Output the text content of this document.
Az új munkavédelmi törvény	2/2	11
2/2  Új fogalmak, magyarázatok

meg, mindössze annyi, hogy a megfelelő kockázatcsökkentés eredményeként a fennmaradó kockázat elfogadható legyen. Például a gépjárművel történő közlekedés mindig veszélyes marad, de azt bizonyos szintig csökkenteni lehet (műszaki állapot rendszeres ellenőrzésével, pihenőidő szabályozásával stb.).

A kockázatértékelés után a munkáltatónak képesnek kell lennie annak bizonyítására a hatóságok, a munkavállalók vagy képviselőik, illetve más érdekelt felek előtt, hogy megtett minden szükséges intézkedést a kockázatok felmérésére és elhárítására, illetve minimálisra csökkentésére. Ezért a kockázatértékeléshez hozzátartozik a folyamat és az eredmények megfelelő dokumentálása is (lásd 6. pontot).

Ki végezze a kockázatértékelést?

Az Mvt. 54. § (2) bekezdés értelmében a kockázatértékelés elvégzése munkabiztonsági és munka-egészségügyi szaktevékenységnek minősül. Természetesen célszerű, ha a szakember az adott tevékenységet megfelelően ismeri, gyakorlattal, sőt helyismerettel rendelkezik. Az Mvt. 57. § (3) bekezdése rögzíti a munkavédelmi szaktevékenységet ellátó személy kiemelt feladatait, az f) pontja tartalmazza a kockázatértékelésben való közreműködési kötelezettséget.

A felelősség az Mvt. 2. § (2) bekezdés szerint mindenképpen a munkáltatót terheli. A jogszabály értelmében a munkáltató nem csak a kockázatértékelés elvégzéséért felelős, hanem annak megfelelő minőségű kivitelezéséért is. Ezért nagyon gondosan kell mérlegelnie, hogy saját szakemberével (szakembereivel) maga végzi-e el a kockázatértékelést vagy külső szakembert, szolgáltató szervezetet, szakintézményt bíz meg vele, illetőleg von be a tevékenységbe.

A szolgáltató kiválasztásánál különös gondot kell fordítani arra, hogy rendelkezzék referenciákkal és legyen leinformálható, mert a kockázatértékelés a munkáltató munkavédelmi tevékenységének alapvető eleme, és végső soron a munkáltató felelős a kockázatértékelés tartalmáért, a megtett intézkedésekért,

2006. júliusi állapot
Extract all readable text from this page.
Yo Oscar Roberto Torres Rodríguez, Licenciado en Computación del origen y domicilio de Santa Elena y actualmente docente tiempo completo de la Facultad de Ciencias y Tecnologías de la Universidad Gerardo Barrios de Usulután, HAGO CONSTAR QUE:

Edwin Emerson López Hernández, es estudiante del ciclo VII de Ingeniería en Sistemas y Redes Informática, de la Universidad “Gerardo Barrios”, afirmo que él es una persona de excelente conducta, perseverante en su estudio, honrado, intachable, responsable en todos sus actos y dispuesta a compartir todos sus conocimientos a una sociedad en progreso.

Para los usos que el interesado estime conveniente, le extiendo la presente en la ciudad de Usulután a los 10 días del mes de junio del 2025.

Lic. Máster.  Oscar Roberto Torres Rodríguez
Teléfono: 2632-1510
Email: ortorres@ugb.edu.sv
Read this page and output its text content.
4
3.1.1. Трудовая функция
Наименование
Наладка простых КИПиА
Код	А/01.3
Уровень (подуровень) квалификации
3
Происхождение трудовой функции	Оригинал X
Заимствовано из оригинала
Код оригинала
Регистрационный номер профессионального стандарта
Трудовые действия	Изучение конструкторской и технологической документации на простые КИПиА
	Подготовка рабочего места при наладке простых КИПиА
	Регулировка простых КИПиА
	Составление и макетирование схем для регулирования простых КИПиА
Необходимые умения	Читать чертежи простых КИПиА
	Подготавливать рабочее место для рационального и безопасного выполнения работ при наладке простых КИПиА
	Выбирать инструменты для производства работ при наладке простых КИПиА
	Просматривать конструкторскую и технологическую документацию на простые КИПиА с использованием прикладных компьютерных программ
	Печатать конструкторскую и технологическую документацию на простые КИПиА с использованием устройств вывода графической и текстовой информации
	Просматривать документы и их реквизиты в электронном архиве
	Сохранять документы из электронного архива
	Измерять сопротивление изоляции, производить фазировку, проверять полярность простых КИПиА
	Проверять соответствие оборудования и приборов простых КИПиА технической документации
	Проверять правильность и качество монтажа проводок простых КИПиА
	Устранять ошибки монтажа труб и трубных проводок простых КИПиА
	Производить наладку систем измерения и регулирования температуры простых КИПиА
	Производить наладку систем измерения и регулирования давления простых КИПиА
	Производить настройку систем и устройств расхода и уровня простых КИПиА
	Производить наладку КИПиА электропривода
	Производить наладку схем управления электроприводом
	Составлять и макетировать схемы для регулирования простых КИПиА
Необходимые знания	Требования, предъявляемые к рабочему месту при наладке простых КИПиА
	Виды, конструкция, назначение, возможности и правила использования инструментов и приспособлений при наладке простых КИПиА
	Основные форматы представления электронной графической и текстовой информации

## REQUIREMENTS
Extract the full listing above without altering anything.

## OUTPUT
Output the text content of this document.
Az új munkavédelmi törvény	2/2	11
2/2  Új fogalmak, magyarázatok

meg, mindössze annyi, hogy a megfelelő kockázatcsökkentés eredményeként a fennmaradó kockázat elfogadható legyen. Például a gépjárművel történő közlekedés mindig veszélyes marad, de azt bizonyos szintig csökkenteni lehet (műszaki állapot rendszeres ellenőrzésével, pihenőidő szabályozásával stb.).

A kockázatértékelés után a munkáltatónak képesnek kell lennie annak bizonyítására a hatóságok, a munkavállalók vagy képviselőik, illetve más érdekelt felek előtt, hogy megtett minden szükséges intézkedést a kockázatok felmérésére és elhárítására, illetve minimálisra csökkentésére. Ezért a kockázatértékeléshez hozzátartozik a folyamat és az eredmények megfelelő dokumentálása is (lásd 6. pontot).

Ki végezze a kockázatértékelést?

Az Mvt. 54. § (2) bekezdés értelmében a kockázatértékelés elvégzése munkabiztonsági és munka-egészségügyi szaktevékenységnek minősül. Természetesen célszerű, ha a szakember az adott tevékenységet megfelelően ismeri, gyakorlattal, sőt helyismerettel rendelkezik. Az Mvt. 57. § (3) bekezdése rögzíti a munkavédelmi szaktevékenységet ellátó személy kiemelt feladatait, az f) pontja tartalmazza a kockázatértékelésben való közreműködési kötelezettséget.

A felelősség az Mvt. 2. § (2) bekezdés szerint mindenképpen a munkáltatót terheli. A jogszabály értelmében a munkáltató nem csak a kockázatértékelés elvégzéséért felelős, hanem annak megfelelő minőségű kivitelezéséért is. Ezért nagyon gondosan kell mérlegelnie, hogy saját szakemberével (szakembereivel) maga végzi-e el a kockázatértékelést vagy külső szakembert, szolgáltató szervezetet, szakintézményt bíz meg vele, illetőleg von be a tevékenységbe.

A szolgáltató kiválasztásánál különös gondot kell fordítani arra, hogy rendelkezzék referenciákkal és legyen leinformálható, mert a kockázatértékelés a munkáltató munkavédelmi tevékenységének alapvető eleme, és végső soron a munkáltató felelős a kockázatértékelés tartalmáért, a megtett intézkedésekért,

2006. júliusi állapot
Extract all readable text from this page.
Yo Oscar Roberto Torres Rodríguez, Licenciado en Computación del origen y domicilio de Santa Elena y actualmente docente tiempo completo de la Facultad de Ciencias y Tecnologías de la Universidad Gerardo Barrios de Usulután, HAGO CONSTAR QUE:

Edwin Emerson López Hernández, es estudiante del ciclo VII de Ingeniería en Sistemas y Redes Informática, de la Universidad “Gerardo Barrios”, afirmo que él es una persona de excelente conducta, perseverante en su estudio, honrado, intachable, responsable en todos sus actos y dispuesta a compartir todos sus conocimientos a una sociedad en progreso.

Para los usos que el interesado estime conveniente, le extiendo la presente en la ciudad de Usulután a los 10 días del mes de junio del 2025.

Lic. Máster.  Oscar Roberto Torres Rodríguez
Teléfono: 2632-1510
Email: ortorres@ugb.edu.sv
Read this page and output its text content.
4
3.1.1. Трудовая функция
Наименование
Наладка простых КИПиА
Код	А/01.3
Уровень (подуровень) квалификации
3
Происхождение трудовой функции	Оригинал X
Заимствовано из оригинала
Код оригинала
Регистрационный номер профессионального стандарта
Трудовые действия	Изучение конструкторской и технологической документации на простые КИПиА
	Подготовка рабочего места при наладке простых КИПиА
	Регулировка простых КИПиА
	Составление и макетирование схем для регулирования простых КИПиА
Необходимые умения	Читать чертежи простых КИПиА
	Подготавливать рабочее место для рационального и безопасного выполнения работ при наладке простых КИПиА
	Выбирать инструменты для производства работ при наладке простых КИПиА
	Просматривать конструкторскую и технологическую документацию на простые КИПиА с использованием прикладных компьютерных программ
	Печатать конструкторскую и технологическую документацию на простые КИПиА с использованием устройств вывода графической и текстовой информации
	Просматривать документы и их реквизиты в электронном архиве
	Сохранять документы из электронного архива
	Измерять сопротивление изоляции, производить фазировку, проверять полярность простых КИПиА
	Проверять соответствие оборудования и приборов простых КИПиА технической документации
	Проверять правильность и качество монтажа проводок простых КИПиА
	Устранять ошибки монтажа труб и трубных проводок простых КИПиА
	Производить наладку систем измерения и регулирования температуры простых КИПиА
	Производить наладку систем измерения и регулирования давления простых КИПиА
	Производить настройку систем и устройств расхода и уровня простых КИПиА
	Производить наладку КИПиА электропривода
	Производить наладку схем управления электроприводом
	Составлять и макетировать схемы для регулирования простых КИПиА
Необходимые знания	Требования, предъявляемые к рабочему месту при наладке простых КИПиА
	Виды, конструкция, назначение, возможности и правила использования инструментов и приспособлений при наладке простых КИПиА
	Основные форматы представления электронной графической и текстовой информации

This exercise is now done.